TASK DESCRIPTION:
Report back each line of the records that contains the string "bank".

SOURCE MATERIAL:

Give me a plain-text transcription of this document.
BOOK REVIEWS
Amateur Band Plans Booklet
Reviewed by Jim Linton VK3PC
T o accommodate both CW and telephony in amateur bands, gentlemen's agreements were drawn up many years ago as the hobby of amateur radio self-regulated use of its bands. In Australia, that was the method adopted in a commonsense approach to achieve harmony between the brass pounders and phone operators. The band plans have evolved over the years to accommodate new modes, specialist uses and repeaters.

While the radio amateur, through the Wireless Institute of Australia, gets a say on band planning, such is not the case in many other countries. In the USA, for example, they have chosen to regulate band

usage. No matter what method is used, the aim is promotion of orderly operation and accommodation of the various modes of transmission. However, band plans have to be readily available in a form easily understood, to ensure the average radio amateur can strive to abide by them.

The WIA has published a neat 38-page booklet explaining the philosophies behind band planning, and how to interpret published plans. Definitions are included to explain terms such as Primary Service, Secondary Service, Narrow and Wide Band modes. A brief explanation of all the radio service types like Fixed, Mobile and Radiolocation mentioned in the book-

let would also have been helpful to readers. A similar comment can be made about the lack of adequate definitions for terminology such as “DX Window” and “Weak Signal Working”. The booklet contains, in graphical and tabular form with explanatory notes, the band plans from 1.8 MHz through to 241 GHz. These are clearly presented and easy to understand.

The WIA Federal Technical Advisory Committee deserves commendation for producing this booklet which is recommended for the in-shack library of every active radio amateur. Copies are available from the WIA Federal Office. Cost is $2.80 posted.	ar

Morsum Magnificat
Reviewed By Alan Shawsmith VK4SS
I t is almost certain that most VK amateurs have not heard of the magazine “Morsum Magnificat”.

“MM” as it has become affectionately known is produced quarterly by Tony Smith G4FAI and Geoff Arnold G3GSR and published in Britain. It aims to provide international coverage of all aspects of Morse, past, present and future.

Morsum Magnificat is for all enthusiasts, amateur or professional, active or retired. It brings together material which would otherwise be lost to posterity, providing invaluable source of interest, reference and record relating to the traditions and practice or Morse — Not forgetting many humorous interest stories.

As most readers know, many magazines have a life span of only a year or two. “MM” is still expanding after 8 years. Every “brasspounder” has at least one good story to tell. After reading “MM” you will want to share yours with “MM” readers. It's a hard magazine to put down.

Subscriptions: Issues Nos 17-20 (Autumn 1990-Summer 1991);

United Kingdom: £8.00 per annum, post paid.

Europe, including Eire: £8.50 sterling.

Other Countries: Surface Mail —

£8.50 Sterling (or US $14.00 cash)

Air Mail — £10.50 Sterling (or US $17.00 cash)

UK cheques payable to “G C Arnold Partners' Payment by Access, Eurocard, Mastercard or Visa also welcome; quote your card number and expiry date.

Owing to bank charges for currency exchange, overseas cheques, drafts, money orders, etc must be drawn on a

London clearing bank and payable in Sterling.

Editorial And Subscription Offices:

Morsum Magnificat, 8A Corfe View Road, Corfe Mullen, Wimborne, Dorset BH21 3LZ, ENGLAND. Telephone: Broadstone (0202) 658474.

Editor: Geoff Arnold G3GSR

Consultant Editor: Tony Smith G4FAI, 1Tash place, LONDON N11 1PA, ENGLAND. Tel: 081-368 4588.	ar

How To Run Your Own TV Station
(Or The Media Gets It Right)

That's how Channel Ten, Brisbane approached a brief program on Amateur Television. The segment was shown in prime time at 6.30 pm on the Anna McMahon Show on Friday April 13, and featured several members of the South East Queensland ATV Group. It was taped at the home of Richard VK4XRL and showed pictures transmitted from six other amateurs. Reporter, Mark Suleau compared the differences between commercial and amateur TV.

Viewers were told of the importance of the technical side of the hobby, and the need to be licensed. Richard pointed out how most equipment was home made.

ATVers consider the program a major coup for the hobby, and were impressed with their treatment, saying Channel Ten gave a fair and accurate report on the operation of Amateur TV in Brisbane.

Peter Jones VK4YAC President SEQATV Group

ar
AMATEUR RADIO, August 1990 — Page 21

WRITTEN ANSWER:
Owing to bank charges for currency exchange, overseas cheques, drafts, money orders, etc must be drawn on a
London clearing bank and payable in Sterling.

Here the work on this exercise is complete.